Exercise instructions:
Using the listing below, copy every line that mentions "email".

Material for this task:
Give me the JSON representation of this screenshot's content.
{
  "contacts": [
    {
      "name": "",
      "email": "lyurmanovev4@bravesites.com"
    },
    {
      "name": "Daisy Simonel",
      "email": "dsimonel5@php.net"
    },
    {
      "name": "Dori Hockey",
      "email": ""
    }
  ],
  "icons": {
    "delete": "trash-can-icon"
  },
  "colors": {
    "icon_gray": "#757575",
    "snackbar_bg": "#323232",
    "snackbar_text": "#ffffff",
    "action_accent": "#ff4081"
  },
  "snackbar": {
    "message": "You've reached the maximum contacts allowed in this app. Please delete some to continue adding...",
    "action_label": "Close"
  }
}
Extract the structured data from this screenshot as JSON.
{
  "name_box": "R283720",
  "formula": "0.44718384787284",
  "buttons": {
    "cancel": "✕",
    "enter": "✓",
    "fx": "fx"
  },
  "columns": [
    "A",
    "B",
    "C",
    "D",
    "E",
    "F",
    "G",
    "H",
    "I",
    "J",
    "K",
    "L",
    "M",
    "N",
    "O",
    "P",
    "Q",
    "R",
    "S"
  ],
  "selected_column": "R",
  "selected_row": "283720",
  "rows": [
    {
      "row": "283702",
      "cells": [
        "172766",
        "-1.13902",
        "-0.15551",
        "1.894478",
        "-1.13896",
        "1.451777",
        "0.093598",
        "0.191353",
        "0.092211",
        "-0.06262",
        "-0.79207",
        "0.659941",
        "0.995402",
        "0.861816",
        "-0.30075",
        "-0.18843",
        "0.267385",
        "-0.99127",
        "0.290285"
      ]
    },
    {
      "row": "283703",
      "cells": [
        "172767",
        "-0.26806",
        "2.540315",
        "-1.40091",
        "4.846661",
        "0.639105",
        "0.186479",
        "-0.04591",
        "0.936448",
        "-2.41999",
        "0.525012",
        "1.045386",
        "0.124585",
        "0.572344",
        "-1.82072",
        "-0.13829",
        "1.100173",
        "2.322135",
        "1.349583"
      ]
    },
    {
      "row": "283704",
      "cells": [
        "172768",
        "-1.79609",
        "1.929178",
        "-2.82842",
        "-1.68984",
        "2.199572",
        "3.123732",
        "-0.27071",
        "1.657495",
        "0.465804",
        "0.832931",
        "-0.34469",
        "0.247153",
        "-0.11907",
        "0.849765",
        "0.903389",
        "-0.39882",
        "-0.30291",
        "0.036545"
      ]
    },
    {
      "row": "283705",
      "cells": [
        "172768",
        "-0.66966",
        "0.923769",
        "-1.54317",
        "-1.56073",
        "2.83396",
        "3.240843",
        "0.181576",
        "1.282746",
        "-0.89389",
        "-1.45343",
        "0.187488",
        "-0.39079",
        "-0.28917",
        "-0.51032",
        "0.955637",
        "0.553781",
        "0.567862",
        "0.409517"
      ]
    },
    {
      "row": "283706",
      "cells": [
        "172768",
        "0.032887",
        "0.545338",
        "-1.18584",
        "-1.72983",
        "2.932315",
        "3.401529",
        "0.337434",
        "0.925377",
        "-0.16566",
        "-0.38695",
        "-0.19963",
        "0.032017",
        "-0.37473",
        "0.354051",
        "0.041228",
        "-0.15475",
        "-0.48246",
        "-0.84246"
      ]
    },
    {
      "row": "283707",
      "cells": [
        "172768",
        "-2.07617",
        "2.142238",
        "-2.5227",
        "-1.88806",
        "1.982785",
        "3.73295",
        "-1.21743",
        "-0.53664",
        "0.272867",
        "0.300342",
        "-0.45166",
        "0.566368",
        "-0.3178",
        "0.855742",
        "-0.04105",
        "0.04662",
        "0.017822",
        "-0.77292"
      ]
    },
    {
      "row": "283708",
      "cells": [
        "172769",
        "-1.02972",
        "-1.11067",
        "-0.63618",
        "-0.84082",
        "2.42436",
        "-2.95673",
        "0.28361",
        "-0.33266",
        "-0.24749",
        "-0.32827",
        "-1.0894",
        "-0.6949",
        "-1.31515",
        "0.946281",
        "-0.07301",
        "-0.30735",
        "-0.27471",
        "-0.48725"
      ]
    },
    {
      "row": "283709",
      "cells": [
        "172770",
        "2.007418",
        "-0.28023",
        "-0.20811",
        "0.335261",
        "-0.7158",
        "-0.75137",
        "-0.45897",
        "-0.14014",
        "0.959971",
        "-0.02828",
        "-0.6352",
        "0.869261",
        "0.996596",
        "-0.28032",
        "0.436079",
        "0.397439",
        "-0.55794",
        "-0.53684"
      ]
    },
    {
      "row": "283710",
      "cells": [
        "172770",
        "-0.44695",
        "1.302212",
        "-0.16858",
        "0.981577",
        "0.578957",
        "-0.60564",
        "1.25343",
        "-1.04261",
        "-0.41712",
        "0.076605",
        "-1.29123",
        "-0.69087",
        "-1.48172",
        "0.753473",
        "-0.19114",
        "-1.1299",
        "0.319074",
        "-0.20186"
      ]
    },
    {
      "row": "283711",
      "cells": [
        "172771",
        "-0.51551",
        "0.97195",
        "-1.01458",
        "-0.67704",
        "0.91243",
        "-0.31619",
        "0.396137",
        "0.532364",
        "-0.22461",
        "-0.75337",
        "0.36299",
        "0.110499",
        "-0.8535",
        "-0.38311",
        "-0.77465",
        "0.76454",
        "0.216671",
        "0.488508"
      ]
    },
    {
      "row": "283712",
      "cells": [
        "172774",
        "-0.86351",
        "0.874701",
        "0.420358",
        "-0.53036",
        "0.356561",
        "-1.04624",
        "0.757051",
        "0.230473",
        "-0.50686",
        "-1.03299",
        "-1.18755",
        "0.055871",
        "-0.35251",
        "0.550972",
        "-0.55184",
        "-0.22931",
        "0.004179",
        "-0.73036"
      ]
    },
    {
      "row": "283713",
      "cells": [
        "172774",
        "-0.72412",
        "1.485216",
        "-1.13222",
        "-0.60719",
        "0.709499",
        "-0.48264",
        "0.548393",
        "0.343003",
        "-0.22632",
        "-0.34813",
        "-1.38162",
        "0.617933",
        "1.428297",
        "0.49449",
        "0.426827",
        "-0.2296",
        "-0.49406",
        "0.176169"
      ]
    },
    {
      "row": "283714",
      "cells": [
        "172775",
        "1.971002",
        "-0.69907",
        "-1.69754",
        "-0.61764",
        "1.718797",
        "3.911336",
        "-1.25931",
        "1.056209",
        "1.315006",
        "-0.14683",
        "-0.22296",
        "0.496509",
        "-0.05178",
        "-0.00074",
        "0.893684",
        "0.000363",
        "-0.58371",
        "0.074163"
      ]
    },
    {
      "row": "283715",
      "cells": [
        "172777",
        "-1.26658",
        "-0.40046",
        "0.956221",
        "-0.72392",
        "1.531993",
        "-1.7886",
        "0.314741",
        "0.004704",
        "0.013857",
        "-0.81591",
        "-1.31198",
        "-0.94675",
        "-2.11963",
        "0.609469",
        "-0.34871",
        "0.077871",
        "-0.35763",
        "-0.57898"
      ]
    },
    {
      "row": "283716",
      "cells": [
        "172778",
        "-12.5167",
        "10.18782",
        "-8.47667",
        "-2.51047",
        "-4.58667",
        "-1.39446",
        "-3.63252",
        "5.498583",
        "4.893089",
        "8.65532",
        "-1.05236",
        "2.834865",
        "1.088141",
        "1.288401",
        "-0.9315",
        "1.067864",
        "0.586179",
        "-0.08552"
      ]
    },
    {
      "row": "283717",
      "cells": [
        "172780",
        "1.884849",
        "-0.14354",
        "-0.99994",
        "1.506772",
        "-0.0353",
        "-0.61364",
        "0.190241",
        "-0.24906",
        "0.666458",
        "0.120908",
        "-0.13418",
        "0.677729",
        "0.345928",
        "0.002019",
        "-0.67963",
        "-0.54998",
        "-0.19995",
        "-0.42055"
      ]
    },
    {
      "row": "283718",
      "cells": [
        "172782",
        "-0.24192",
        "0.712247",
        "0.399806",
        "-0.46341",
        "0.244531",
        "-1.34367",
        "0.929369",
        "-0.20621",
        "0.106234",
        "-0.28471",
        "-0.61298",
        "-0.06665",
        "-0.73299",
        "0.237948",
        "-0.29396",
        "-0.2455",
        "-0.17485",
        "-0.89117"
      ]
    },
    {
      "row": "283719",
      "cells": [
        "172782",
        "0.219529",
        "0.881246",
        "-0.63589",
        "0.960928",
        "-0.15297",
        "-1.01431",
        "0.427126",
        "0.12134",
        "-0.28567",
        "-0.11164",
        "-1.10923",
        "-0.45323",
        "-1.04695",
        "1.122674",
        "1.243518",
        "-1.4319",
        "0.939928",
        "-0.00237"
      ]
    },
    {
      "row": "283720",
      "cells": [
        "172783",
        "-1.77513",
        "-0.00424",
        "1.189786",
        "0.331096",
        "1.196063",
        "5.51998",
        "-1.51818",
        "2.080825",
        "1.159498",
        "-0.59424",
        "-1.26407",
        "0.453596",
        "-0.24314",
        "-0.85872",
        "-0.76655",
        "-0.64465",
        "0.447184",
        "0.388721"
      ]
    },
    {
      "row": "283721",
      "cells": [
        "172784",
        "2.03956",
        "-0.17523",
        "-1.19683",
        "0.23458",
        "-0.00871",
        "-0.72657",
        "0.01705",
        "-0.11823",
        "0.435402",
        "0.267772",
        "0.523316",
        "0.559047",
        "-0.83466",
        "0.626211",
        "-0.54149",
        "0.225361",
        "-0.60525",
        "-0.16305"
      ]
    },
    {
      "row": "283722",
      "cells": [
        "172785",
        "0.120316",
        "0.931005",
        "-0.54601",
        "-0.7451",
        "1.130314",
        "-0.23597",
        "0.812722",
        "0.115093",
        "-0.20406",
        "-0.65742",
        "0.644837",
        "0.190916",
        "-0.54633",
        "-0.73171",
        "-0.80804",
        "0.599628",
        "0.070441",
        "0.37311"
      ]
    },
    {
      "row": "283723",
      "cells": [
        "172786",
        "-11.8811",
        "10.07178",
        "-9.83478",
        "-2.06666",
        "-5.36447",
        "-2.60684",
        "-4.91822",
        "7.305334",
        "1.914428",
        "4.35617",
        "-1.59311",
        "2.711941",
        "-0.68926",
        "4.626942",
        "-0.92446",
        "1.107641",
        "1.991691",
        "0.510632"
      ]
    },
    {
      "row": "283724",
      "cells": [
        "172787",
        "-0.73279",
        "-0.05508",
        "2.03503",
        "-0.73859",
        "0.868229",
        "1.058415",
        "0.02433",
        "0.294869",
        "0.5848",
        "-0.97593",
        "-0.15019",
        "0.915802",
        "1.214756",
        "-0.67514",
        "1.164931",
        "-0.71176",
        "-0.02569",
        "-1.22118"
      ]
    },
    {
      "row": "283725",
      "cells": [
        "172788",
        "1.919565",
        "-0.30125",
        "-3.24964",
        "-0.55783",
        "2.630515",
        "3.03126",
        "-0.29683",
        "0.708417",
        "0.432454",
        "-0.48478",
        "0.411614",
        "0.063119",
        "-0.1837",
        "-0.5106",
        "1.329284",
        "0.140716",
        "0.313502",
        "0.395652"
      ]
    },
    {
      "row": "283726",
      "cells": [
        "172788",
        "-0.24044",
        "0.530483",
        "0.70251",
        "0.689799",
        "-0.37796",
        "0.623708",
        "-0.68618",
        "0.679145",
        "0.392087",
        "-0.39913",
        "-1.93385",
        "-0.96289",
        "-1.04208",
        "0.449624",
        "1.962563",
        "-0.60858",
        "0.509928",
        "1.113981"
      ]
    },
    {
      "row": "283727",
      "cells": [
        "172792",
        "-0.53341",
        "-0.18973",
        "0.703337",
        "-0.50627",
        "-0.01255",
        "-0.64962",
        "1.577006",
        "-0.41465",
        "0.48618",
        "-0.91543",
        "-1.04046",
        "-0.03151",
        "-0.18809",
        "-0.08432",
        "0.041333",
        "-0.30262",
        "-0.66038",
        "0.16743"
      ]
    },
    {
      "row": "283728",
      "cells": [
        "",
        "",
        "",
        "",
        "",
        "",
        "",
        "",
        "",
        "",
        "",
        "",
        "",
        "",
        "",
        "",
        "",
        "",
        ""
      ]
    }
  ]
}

Exercise solution:
      "email": "lyurmanovev4@bravesites.com"
      "email": "dsimonel5@php.net"
      "email": ""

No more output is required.